Work instructions
**a.** In the PLS-SEM passage, turn the paragraph beginning "The evaluation of the structural model" into a bulleted list that keeps its main facts.
**b.** According to the PLS-SEM passage, how many subsamples did the BCa bootstrapping use?

Page

┌────────

The evaluation of the structural model represents the second phase of the PLS-SEM process. We employed R-squared (R2) to measure the explanatory power of the model. The results in Table 4  reveal that EO accounted for a considerable portion of the variation in EB, with an R-square value of 50.1%. In addition, EO and EB accounted for a significant portion of the variation in FI, with an R-square value of 74.8%. Furthermore, EO, EB, and FI accounted for a significant portion of the variation in STP, with an R-square value of 78.6%. The R-square values for all variables exceed the threshold of 26%, signifying a strong level of association between exogenous and endogenous variables (Cohen, 1988). Similarly, using PLSpredict, we assessed the model’s predictive ability. Table 4 presents the results for Q-square values above zero, confirming the model’s predictive power (Chin, 1998).

BCa bootstrapping with 10,000 subsamples was used to determine the direct relationship between constructs and their level of significance. The relationships among the constructs were analyzed by employing the beta coefficient (β), p-values, and t-values. The model’s significance was determined by taking into account the p-values and t-value tests. According to Hair et al. (2017), p-value and t-value are considered statistically significant when they are ≤ 0.05 and ≥ 1.96, respectively. Table 5 shows the results for all constructs. The f-square effect is commonly measured using Cohen’s  (1988)  recommendations, which are shown in Table 5. According to Cohen  (1988), a significant f-square effect is denoted by a value equal to or exceeding 0.35; a moderate influence is indicated by a minimal value of 0.15; and a very slight effect is shown by a maximum value of 0.02. Hence, it can be asserted that the direct relations test revealed significant and medium effects in the observed results, except that the relationship between EB and STP indicated a small effect and the relationship between EO and STP indicated no effect. Furthermore, the second-order construct of FI demonstrated validity through its correlation with the first-order variables SCR (β = 0.831), CF (β = 0.818), and SSE (β = 0.739). STP also demonstrates validity through its correlation with the variables of the first-order ECNP (β = 0.811), ENVP (β = 0.894), and SOCP (β = 0.791). The results are presented in Table 5.

└────────

Material supplied

┌────────

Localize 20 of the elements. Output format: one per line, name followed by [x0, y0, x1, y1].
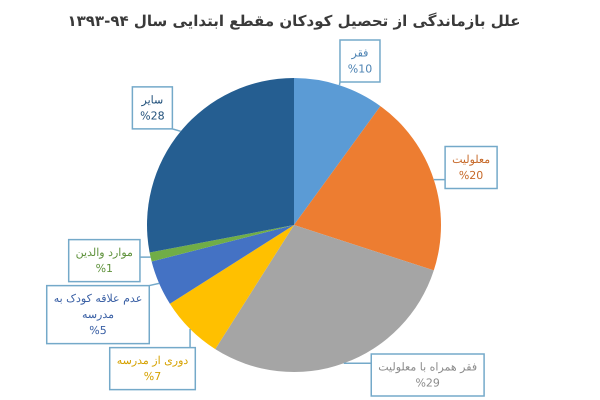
- data-label: %28: [140, 109, 165, 122]
- data-label: %5: [89, 324, 107, 338]
- pie-slice: [294, 78, 380, 225]
- data-label: %7: [144, 370, 162, 384]
- slice-label: دوری از مدرسه: [116, 354, 188, 368]
- data-label: %20: [458, 168, 484, 182]
- pie-slice: [170, 225, 294, 350]
- pie-slice: [294, 106, 441, 270]
- slice-label: فقر: [350, 46, 368, 60]
- slice-label: فقر همراه با معلولیت: [378, 360, 478, 374]
- pie-slice: [150, 225, 294, 262]
- slice-label: موارد والدین: [76, 246, 134, 260]
- data-label: %1: [96, 262, 114, 276]
- chart-title: علل بازماندگی از تحصیل کودکان مقطع ابتدایی سال ۹۴-۱۳۹۳: [67, 12, 521, 30]
- pie-slice: [152, 225, 294, 304]
- data-label: %10: [348, 62, 372, 76]
- data-label: %29: [415, 376, 440, 390]
- slice-label: عدم علاقه کودک به مدرسه: [54, 292, 142, 322]
- slice-label: سایر: [140, 93, 164, 106]
- slice-label: معلولیت: [452, 152, 490, 166]
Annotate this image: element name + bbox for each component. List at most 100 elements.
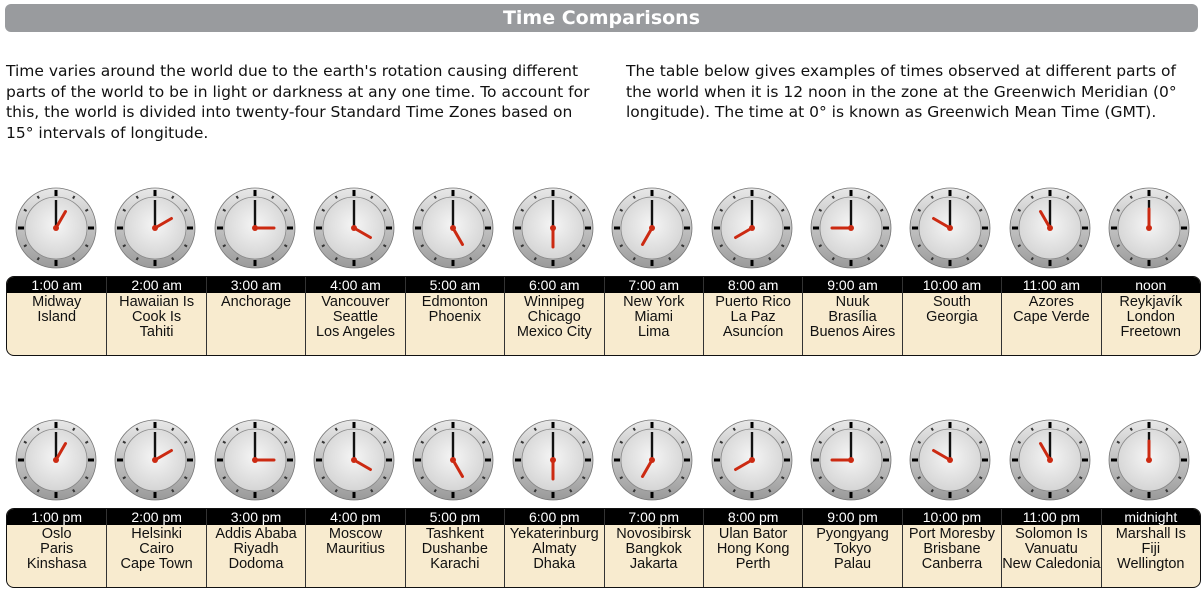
place-list: South Georgia <box>903 293 1001 325</box>
time-label: 10:00 pm <box>922 509 982 525</box>
place-name: Puerto Rico <box>715 294 791 310</box>
time-zone-cell: 3:00 pm Addis Ababa Riyadh Dodoma <box>205 509 305 587</box>
hour-hand <box>733 458 754 471</box>
clock-icon <box>313 419 395 501</box>
clock-strip <box>6 418 1199 508</box>
place-name: Lima <box>637 324 670 340</box>
time-label: 9:00 pm <box>827 509 878 525</box>
clock-icon <box>214 187 295 269</box>
place-name: Port Moresby <box>908 526 996 542</box>
time-zone-cell: midnight Marshall Is Fiji Wellington <box>1100 509 1200 587</box>
place-name: Tokyo <box>833 541 872 557</box>
time-zone-cell: 11:00 am Azores Cape Verde <box>1001 277 1100 355</box>
place-name: Dushanbe <box>421 541 488 557</box>
place-name: Seattle <box>332 309 379 325</box>
clock-icon <box>910 419 991 501</box>
place-name: Asuncíon <box>722 324 784 340</box>
place-name: Azores <box>1028 294 1074 310</box>
time-zone-cell: 2:00 pm Helsinki Cairo Cape Town <box>106 509 205 587</box>
time-label: 7:00 am <box>628 277 679 293</box>
time-label: 1:00 am <box>31 277 82 293</box>
hour-hand <box>1038 442 1052 462</box>
time-zone-cell: 6:00 am Winnipeg Chicago Mexico City <box>504 277 603 355</box>
place-list: Edmonton Phoenix <box>406 293 504 325</box>
place-name: Winnipeg <box>524 294 585 310</box>
time-label: 3:00 am <box>230 277 282 293</box>
place-name: Cook Is <box>132 309 182 325</box>
place-list: Puerto Rico La Paz Asuncíon <box>704 293 802 340</box>
time-zone-cell: 6:00 pm Yekaterinburg Almaty Dhaka <box>504 509 603 587</box>
clock-icon <box>15 187 97 269</box>
time-label: 8:00 pm <box>727 509 779 525</box>
time-label: 4:00 pm <box>330 509 381 525</box>
hour-hand <box>1038 210 1052 230</box>
place-name: South <box>933 294 971 310</box>
place-name: Tahiti <box>139 324 174 340</box>
place-name: Cairo <box>139 541 174 557</box>
place-name: Cape Town <box>120 556 193 572</box>
time-label: 8:00 am <box>727 277 779 293</box>
place-name: Tashkent <box>425 526 484 542</box>
time-label: 11:00 pm <box>1022 509 1081 525</box>
place-name: Anchorage <box>220 294 292 310</box>
place-list: Tashkent Dushanbe Karachi <box>406 525 504 572</box>
place-name: Freetown <box>1120 324 1181 340</box>
time-label: 1:00 pm <box>31 509 82 525</box>
time-label: 5:00 am <box>429 277 481 293</box>
place-name: Chicago <box>527 309 581 325</box>
place-name: Mauritius <box>326 541 385 557</box>
place-name: Perth <box>735 556 771 572</box>
place-list: Azores Cape Verde <box>1002 293 1100 325</box>
clock-icon <box>1009 187 1091 269</box>
time-label: 2:00 pm <box>131 509 182 525</box>
place-name: Wellington <box>1117 556 1185 572</box>
place-name: Vancouver <box>321 294 390 310</box>
place-name: Island <box>37 309 77 325</box>
hour-hand <box>352 226 372 239</box>
place-name: Canberra <box>921 556 983 572</box>
clock-icon <box>611 419 693 501</box>
place-name: London <box>1126 309 1175 325</box>
time-zone-cell: 5:00 pm Tashkent Dushanbe Karachi <box>404 509 504 587</box>
time-zone-cell: 1:00 pm Oslo Paris Kinshasa <box>7 509 106 587</box>
place-name: Los Angeles <box>315 324 395 340</box>
clock-icon <box>611 187 693 269</box>
time-row-pm: 1:00 pm Oslo Paris Kinshasa 2:00 pm Helsinki C… <box>6 418 1201 588</box>
place-name: Dhaka <box>533 556 576 572</box>
time-label: 3:00 pm <box>230 509 282 525</box>
place-list: Vancouver Seattle Los Angeles <box>306 293 404 340</box>
place-list: Oslo Paris Kinshasa <box>7 525 106 572</box>
time-zone-cell: 5:00 am Edmonton Phoenix <box>404 277 504 355</box>
place-list: Marshall Is Fiji Wellington <box>1102 525 1200 572</box>
place-list: Port Moresby Brisbane Canberra <box>903 525 1001 572</box>
place-list: Addis Ababa Riyadh Dodoma <box>207 525 305 572</box>
clock-icon <box>412 187 494 269</box>
place-list: Reykjavík London Freetown <box>1102 293 1200 340</box>
hour-hand <box>352 458 372 471</box>
time-zone-table: 1:00 am Midway Island 2:00 am Hawaiian Is Coo… <box>6 276 1201 356</box>
clock-icon <box>711 419 793 501</box>
time-label: 7:00 pm <box>628 509 679 525</box>
place-name: Riyadh <box>233 541 279 557</box>
place-name: Mexico City <box>516 324 592 340</box>
place-name: New Caledonia <box>1002 556 1101 572</box>
place-name: Karachi <box>430 556 480 572</box>
place-name: Bangkok <box>625 541 682 557</box>
hour-hand <box>54 442 67 462</box>
place-list: Hawaiian Is Cook Is Tahiti <box>107 293 205 340</box>
place-name: Miami <box>634 309 674 325</box>
time-label: 11:00 am <box>1022 277 1081 293</box>
time-label: midnight <box>1124 509 1178 525</box>
clock-icon <box>214 419 295 501</box>
time-zone-cell: 9:00 pm Pyongyang Tokyo Palau <box>802 509 901 587</box>
clock-icon <box>1108 187 1190 269</box>
hour-hand <box>54 210 67 230</box>
time-zone-cell: 1:00 am Midway Island <box>7 277 106 355</box>
place-name: Addis Ababa <box>215 526 297 542</box>
clock-icon <box>412 419 494 501</box>
place-name: Pyongyang <box>816 526 889 542</box>
hour-hand <box>153 217 174 230</box>
place-name: Nuuk <box>835 294 870 310</box>
place-list: Pyongyang Tokyo Palau <box>803 525 901 572</box>
place-list: Nuuk Brasília Buenos Aires <box>803 293 901 340</box>
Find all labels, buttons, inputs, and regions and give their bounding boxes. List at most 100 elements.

└────────

Expected outputs
**a.**
- Evaluating the structural model is the second phase of the PLS-SEM process.
- R-squared (R2) measured the model's explanatory power (Table 4).
- EO explained 50.1% of the variation in EB.
- EO and EB explained 74.8% of the variation in FI.
- EO, EB, and FI explained 78.6% of the variation in STP.
- All R-square values exceed the 26% threshold, indicating a strong association between exogenous and endogenous variables (Cohen, 1988).
- PLSpredict assessed predictive ability, and Q-square values above zero confirm the model's predictive power (Chin, 1998).

**b.** 10,000 subsamples.